WRITTEN TASK. Print each line of the listing once more, precisely as given.

** Start EXTRACTED ENTRIES **

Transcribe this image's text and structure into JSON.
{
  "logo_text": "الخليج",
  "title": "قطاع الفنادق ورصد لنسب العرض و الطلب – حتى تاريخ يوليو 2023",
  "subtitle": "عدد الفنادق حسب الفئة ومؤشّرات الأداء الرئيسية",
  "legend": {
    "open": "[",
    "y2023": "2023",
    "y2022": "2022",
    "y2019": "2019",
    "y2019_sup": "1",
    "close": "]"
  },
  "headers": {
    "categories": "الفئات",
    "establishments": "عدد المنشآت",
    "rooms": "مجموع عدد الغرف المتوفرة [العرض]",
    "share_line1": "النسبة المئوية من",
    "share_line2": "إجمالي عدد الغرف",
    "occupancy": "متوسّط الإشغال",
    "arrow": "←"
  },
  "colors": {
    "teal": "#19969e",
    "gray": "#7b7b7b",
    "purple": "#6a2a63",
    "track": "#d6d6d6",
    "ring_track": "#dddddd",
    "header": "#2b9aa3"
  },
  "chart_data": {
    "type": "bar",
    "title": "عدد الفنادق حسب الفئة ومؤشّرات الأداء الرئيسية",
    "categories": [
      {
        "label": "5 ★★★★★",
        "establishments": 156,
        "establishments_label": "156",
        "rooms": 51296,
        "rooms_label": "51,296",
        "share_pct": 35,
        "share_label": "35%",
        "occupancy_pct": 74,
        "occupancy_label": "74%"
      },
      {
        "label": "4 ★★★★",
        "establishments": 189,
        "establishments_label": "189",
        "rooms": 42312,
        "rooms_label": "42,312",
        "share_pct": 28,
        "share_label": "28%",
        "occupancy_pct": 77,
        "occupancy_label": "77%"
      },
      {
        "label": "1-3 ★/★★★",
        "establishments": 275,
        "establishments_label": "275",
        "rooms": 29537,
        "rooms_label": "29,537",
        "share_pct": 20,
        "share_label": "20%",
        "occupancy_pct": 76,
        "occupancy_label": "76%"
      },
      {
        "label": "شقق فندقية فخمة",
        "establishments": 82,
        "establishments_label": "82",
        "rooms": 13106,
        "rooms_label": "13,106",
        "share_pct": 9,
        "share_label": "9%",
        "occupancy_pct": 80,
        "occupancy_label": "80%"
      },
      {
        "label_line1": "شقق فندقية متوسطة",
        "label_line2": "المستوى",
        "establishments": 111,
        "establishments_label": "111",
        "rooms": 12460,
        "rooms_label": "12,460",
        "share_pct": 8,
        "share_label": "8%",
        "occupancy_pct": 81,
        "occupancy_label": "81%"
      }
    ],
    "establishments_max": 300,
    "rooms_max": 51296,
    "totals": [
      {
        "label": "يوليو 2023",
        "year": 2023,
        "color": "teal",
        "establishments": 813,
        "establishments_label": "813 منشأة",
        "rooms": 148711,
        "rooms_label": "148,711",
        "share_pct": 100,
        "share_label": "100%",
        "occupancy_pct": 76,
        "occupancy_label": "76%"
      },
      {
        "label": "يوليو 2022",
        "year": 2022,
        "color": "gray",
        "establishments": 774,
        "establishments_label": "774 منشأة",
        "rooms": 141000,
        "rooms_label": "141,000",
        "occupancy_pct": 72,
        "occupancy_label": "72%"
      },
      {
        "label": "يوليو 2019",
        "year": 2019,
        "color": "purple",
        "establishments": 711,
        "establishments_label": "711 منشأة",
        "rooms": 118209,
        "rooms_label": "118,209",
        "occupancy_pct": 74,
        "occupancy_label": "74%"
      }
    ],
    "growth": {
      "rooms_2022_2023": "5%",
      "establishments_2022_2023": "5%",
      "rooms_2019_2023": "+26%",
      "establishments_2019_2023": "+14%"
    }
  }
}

** End EXTRACTED ENTRIES **

PROBLEM SOLUTION.
Transcribe this image's text and structure into JSON.
{
  "logo_text": "الخليج",
  "title": "قطاع الفنادق ورصد لنسب العرض و الطلب – حتى تاريخ يوليو 2023",
  "subtitle": "عدد الفنادق حسب الفئة ومؤشّرات الأداء الرئيسية",
  "legend": {
    "open": "[",
    "y2023": "2023",
    "y2022": "2022",
    "y2019": "2019",
    "y2019_sup": "1",
    "close": "]"
  },
  "headers": {
    "categories": "الفئات",
    "establishments": "عدد المنشآت",
    "rooms": "مجموع عدد الغرف المتوفرة [العرض]",
    "share_line1": "النسبة المئوية من",
    "share_line2": "إجمالي عدد الغرف",
    "occupancy": "متوسّط الإشغال",
    "arrow": "←"
  },
  "colors": {
    "teal": "#19969e",
    "gray": "#7b7b7b",
    "purple": "#6a2a63",
    "track": "#d6d6d6",
    "ring_track": "#dddddd",
    "header": "#2b9aa3"
  },
  "chart_data": {
    "type": "bar",
    "title": "عدد الفنادق حسب الفئة ومؤشّرات الأداء الرئيسية",
    "categories": [
      {
        "label": "5 ★★★★★",
        "establishments": 156,
        "establishments_label": "156",
        "rooms": 51296,
        "rooms_label": "51,296",
        "share_pct": 35,
        "share_label": "35%",
        "occupancy_pct": 74,
        "occupancy_label": "74%"
      },
      {
        "label": "4 ★★★★",
        "establishments": 189,
        "establishments_label": "189",
        "rooms": 42312,
        "rooms_label": "42,312",
        "share_pct": 28,
        "share_label": "28%",
        "occupancy_pct": 77,
        "occupancy_label": "77%"
      },
      {
        "label": "1-3 ★/★★★",
        "establishments": 275,
        "establishments_label": "275",
        "rooms": 29537,
        "rooms_label": "29,537",
        "share_pct": 20,
        "share_label": "20%",
        "occupancy_pct": 76,
        "occupancy_label": "76%"
      },
      {
        "label": "شقق فندقية فخمة",
        "establishments": 82,
        "establishments_label": "82",
        "rooms": 13106,
        "rooms_label": "13,106",
        "share_pct": 9,
        "share_label": "9%",
        "occupancy_pct": 80,
        "occupancy_label": "80%"
      },
      {
        "label_line1": "شقق فندقية متوسطة",
        "label_line2": "المستوى",
        "establishments": 111,
        "establishments_label": "111",
        "rooms": 12460,
        "rooms_label": "12,460",
        "share_pct": 8,
        "share_label": "8%",
        "occupancy_pct": 81,
        "occupancy_label": "81%"
      }
    ],
    "establishments_max": 300,
    "rooms_max": 51296,
    "totals": [
      {
        "label": "يوليو 2023",
        "year": 2023,
        "color": "teal",
        "establishments": 813,
        "establishments_label": "813 منشأة",
        "rooms": 148711,
        "rooms_label": "148,711",
        "share_pct": 100,
        "share_label": "100%",
        "occupancy_pct": 76,
        "occupancy_label": "76%"
      },
      {
        "label": "يوليو 2022",
        "year": 2022,
        "color": "gray",
        "establishments": 774,
        "establishments_label": "774 منشأة",
        "rooms": 141000,
        "rooms_label": "141,000",
        "occupancy_pct": 72,
        "occupancy_label": "72%"
      },
      {
        "label": "يوليو 2019",
        "year": 2019,
        "color": "purple",
        "establishments": 711,
        "establishments_label": "711 منشأة",
        "rooms": 118209,
        "rooms_label": "118,209",
        "occupancy_pct": 74,
        "occupancy_label": "74%"
      }
    ],
    "growth": {
      "rooms_2022_2023": "5%",
      "establishments_2022_2023": "5%",
      "rooms_2019_2023": "+26%",
      "establishments_2019_2023": "+14%"
    }
  }
}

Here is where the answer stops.